▸ TO DO
Each line of the material below that holds the word "document" needs to be copied.

start RECORDS SUPPLIED

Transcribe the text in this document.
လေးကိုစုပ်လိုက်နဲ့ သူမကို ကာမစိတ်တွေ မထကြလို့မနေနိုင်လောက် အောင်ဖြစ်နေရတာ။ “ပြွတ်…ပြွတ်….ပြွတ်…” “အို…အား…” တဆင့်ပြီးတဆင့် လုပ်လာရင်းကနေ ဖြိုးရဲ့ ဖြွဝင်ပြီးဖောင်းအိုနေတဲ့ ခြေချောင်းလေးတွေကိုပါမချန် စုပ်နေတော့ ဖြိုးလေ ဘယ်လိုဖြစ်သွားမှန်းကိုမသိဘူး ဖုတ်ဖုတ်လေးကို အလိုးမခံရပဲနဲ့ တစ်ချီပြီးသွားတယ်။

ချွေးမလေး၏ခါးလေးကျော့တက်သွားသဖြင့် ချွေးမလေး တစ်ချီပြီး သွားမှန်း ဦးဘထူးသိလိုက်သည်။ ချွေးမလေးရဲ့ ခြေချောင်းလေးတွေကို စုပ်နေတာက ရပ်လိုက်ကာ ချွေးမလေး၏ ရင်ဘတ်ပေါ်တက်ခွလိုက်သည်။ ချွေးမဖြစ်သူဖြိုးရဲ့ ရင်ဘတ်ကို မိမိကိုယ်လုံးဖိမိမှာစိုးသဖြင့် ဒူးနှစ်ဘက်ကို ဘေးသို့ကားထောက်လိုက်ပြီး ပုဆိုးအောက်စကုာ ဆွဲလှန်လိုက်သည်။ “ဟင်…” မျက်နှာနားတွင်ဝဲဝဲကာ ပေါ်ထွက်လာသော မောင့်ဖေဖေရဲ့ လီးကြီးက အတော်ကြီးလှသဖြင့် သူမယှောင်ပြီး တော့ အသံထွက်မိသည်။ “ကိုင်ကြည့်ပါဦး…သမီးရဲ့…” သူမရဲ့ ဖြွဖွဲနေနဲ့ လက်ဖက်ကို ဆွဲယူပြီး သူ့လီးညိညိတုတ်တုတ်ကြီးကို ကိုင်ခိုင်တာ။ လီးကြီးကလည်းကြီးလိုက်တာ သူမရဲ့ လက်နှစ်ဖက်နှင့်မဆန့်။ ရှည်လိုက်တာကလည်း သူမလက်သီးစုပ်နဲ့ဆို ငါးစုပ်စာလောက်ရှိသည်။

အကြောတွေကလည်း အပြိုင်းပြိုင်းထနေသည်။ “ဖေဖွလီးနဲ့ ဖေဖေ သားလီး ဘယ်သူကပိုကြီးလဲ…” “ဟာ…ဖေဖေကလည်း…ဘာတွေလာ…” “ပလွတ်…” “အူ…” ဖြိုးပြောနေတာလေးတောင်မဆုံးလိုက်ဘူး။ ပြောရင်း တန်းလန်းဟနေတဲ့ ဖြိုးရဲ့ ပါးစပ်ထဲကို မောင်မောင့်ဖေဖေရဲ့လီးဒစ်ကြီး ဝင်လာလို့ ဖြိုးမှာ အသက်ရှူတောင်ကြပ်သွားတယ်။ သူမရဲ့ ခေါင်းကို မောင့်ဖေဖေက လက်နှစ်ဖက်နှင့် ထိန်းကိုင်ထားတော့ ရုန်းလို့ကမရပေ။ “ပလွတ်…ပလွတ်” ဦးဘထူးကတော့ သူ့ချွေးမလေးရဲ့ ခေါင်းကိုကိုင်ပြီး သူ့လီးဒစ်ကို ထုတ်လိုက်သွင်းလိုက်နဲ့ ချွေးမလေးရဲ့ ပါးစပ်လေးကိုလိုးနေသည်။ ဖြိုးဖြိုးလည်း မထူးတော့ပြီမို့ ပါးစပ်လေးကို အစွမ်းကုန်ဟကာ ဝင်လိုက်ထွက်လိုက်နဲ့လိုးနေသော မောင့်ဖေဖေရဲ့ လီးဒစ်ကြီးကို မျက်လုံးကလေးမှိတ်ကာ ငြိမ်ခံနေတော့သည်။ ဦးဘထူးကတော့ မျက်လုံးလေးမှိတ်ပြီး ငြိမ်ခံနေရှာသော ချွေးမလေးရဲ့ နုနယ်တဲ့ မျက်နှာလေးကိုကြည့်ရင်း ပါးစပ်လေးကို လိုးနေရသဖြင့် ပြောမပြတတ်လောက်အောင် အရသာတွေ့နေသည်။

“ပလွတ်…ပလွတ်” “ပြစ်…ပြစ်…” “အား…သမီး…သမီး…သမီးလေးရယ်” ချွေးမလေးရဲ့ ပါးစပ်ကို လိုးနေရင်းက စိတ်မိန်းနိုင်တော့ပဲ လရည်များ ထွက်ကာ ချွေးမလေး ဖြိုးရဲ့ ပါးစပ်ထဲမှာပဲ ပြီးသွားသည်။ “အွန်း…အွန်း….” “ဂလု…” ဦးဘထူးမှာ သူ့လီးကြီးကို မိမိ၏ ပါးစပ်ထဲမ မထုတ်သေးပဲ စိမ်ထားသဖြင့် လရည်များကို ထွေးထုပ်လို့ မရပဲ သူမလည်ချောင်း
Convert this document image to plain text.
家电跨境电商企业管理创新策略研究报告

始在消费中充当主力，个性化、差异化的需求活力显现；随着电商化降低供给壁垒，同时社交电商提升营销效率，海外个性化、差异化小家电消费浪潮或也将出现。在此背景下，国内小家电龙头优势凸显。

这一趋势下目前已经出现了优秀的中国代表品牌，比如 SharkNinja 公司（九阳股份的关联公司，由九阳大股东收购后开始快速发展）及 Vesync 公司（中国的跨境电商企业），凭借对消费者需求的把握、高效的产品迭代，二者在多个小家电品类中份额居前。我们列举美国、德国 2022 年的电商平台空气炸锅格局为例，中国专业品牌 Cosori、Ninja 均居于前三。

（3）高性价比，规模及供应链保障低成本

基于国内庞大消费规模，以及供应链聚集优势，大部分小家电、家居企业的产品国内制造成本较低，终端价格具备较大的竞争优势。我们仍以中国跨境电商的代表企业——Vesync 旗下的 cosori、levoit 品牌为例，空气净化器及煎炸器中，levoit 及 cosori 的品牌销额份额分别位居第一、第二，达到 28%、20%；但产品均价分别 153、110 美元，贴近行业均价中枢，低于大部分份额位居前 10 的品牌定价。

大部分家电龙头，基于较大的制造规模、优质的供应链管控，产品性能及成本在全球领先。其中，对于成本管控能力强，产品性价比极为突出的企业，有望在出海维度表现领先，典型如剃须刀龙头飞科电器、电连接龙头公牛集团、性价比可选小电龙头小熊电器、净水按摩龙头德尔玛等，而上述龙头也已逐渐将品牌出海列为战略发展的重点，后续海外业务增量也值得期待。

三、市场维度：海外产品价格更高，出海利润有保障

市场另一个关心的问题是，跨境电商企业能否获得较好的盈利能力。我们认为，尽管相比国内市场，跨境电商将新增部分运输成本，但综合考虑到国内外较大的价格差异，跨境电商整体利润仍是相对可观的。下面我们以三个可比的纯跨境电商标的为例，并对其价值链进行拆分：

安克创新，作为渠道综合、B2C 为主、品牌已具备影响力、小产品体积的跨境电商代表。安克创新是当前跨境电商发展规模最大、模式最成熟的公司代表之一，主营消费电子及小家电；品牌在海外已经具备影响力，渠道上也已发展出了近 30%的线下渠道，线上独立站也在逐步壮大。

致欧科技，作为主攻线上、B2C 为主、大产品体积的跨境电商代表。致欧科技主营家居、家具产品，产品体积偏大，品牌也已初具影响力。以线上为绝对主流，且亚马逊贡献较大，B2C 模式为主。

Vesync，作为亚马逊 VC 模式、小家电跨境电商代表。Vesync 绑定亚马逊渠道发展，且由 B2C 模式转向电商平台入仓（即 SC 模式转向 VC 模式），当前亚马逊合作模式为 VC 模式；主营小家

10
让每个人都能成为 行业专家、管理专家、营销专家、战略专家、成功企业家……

end RECORDS SUPPLIED

▸ WORKED ANSWER
Transcribe the text in this document.
Convert this document image to plain text.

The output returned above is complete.